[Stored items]
* * * * * * * * *
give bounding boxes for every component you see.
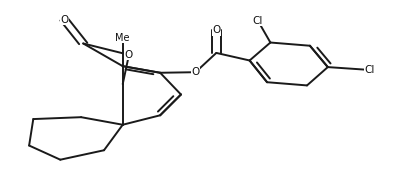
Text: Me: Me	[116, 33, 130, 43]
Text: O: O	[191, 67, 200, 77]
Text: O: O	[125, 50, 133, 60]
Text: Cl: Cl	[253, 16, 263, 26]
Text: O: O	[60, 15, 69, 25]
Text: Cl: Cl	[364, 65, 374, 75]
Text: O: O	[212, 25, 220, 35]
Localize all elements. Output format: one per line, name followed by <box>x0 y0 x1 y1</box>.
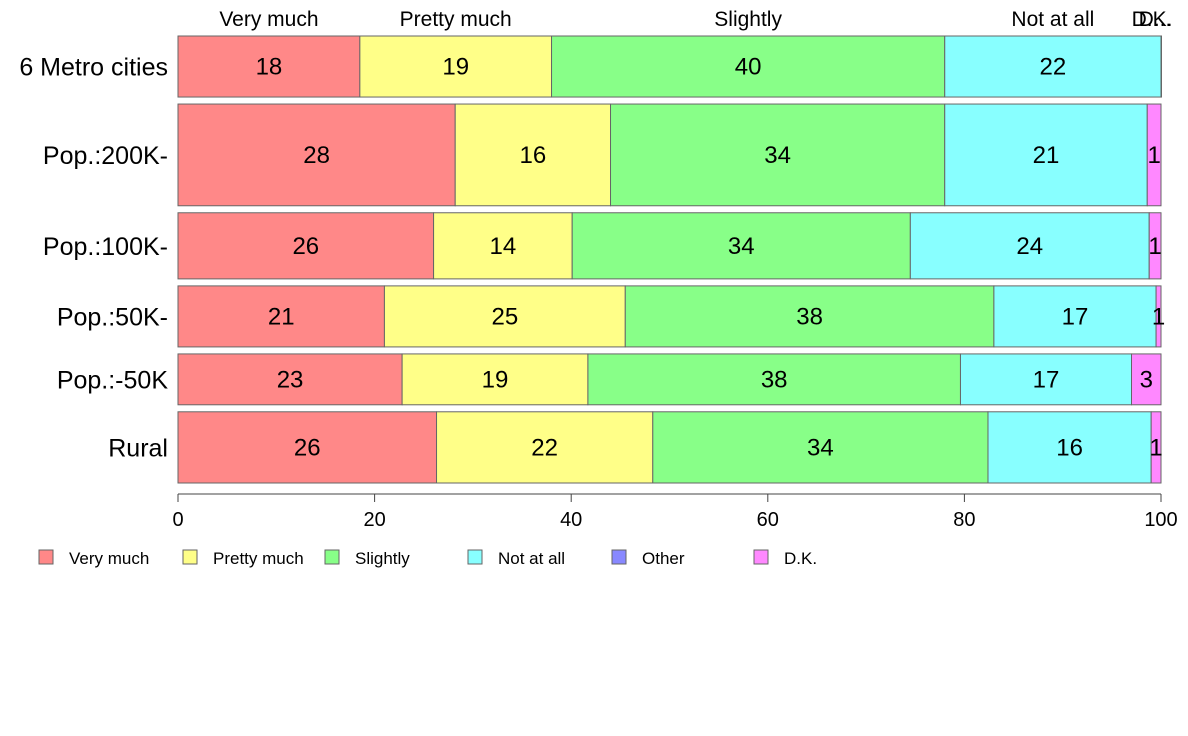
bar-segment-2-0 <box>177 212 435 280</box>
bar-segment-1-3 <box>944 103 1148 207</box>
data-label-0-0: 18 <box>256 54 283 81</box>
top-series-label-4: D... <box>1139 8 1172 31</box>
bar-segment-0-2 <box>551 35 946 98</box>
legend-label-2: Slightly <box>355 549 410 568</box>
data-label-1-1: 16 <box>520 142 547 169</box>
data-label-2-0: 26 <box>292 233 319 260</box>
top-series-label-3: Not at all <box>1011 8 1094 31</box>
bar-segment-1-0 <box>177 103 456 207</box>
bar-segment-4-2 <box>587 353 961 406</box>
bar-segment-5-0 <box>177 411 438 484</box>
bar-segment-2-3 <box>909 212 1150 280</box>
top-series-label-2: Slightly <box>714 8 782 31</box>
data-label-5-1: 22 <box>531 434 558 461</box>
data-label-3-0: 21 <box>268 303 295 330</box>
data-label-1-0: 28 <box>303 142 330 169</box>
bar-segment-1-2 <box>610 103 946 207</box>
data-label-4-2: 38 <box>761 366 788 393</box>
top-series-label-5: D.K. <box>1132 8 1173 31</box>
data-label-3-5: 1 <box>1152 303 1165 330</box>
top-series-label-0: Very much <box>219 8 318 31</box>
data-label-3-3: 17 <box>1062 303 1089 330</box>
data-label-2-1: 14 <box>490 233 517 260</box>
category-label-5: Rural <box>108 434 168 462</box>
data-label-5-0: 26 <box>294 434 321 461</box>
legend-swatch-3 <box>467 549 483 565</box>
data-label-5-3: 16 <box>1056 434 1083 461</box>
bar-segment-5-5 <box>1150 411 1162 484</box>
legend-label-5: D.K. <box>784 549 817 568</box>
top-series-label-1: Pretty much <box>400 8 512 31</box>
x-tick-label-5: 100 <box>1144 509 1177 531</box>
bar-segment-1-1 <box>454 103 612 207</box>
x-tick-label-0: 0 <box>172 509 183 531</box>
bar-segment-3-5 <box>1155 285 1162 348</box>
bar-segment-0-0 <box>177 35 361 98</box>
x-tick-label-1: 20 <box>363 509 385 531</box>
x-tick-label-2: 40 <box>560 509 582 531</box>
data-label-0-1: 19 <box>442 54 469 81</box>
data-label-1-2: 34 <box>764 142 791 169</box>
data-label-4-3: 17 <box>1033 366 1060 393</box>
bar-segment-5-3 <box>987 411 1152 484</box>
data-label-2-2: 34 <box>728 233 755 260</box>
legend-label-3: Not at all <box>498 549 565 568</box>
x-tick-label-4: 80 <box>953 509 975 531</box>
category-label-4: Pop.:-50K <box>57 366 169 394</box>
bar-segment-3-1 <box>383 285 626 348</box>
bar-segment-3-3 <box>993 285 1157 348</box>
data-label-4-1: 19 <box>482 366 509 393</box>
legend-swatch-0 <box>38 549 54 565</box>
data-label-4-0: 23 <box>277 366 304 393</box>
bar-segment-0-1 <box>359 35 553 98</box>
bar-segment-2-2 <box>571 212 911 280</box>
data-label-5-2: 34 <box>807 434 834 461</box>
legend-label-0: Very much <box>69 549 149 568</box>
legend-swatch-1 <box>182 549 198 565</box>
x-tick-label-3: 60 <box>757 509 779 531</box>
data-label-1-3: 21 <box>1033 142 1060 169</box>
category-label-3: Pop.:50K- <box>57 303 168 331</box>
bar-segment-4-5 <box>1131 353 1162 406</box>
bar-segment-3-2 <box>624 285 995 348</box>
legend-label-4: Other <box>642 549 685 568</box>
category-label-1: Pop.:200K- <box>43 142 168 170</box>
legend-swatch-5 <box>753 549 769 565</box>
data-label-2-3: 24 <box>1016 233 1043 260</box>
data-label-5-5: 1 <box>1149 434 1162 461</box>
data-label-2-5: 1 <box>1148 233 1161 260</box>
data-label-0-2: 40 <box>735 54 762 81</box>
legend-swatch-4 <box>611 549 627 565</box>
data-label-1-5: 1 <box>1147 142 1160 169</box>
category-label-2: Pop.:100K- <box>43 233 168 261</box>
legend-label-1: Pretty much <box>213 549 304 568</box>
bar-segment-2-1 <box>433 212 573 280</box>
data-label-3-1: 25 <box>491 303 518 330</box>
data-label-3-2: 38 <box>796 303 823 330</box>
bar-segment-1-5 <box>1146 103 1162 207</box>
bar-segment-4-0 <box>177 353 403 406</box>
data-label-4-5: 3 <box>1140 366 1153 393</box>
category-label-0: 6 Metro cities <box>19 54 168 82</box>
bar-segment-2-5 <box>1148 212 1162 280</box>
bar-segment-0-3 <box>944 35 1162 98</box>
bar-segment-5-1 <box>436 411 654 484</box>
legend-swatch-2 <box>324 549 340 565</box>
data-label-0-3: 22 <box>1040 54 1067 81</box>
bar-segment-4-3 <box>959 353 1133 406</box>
* * * * * * * * *
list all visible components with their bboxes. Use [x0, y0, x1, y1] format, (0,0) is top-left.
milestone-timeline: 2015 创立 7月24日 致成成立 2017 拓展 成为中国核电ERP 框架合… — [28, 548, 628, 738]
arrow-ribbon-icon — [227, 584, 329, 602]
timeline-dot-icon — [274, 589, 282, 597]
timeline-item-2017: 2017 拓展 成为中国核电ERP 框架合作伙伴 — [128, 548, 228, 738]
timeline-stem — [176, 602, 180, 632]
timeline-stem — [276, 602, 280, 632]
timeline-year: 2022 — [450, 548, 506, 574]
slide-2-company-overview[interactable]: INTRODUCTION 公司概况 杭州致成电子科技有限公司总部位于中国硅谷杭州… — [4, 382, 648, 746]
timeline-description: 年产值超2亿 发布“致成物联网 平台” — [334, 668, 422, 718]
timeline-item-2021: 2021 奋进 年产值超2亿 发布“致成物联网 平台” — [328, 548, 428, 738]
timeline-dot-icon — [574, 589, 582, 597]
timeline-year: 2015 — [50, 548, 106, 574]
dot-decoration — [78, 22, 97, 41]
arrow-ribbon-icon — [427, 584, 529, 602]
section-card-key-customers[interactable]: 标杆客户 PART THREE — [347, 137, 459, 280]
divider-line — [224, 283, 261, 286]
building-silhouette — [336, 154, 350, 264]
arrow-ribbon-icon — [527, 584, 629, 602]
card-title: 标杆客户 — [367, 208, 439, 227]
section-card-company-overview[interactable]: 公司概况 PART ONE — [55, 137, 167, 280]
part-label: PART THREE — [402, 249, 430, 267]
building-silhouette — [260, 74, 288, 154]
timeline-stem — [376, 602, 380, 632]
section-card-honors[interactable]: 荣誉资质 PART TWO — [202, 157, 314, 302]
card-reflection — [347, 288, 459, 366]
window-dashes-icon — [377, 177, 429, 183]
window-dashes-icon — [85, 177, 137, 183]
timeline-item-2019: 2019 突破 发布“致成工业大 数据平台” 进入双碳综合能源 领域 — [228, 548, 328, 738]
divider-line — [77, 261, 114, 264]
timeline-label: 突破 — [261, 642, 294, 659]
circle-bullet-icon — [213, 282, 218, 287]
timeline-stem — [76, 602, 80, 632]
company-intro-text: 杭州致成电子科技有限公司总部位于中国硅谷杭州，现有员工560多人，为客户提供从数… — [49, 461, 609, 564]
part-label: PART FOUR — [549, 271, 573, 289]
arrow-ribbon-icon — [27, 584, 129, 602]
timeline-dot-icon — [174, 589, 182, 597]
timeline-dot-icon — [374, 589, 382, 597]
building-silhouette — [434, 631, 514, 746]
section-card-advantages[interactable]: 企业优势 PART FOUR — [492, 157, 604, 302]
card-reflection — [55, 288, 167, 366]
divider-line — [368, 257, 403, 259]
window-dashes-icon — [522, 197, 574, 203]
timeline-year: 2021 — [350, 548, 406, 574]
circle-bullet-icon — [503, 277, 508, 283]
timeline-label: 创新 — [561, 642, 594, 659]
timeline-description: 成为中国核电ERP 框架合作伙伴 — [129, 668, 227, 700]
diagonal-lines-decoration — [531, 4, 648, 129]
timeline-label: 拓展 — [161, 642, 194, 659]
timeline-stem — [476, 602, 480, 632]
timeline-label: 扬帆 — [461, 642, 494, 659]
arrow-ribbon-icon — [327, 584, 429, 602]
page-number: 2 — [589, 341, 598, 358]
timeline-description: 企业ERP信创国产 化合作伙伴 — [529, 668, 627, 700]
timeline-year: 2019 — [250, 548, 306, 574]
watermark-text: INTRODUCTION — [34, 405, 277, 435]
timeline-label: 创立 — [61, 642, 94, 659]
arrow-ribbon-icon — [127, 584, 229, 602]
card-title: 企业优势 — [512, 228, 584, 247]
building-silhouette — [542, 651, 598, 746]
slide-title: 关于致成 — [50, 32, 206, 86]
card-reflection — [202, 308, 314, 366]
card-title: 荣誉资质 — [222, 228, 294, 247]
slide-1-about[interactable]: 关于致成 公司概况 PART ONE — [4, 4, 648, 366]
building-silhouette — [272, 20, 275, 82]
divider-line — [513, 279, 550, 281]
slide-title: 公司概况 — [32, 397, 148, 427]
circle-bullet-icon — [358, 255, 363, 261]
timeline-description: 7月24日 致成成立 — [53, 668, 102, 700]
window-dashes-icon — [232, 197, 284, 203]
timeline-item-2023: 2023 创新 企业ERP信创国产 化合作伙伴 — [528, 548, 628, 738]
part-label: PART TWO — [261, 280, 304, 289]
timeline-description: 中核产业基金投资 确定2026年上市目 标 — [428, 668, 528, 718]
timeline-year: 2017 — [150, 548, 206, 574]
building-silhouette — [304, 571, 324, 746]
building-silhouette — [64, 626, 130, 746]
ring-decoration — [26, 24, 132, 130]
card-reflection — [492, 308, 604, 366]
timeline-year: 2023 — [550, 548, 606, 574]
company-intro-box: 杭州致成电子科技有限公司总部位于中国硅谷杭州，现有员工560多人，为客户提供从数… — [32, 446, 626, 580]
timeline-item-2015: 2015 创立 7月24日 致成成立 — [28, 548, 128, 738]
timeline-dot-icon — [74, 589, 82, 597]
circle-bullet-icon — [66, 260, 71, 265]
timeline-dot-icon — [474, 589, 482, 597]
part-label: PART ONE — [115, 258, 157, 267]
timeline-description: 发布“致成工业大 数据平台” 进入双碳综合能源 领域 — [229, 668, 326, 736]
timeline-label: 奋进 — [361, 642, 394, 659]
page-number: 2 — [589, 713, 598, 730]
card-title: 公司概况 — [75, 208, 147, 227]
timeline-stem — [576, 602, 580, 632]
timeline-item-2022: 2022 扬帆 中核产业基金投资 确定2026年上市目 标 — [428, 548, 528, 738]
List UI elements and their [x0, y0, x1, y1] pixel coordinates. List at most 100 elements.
* * * * * * * * *
__WHAT YOU SHOULD DO__.
Reproduce verbatim the lines from the one containing "33, 130, 43]" to the one containing "Localize all elements.", both included.

__EXERCISE OUTPUT__.
Text: Me: Me	[116, 33, 130, 43]
Text: O: O	[191, 67, 200, 77]
Text: O: O	[125, 50, 133, 60]
Text: Cl: Cl	[253, 16, 263, 26]
Text: O: O	[60, 15, 69, 25]
Text: Cl: Cl	[364, 65, 374, 75]
Text: O: O	[212, 25, 220, 35]
Localize all elements. Output format: one per line, name followed by <box>x0 y0 x1 y1</box>.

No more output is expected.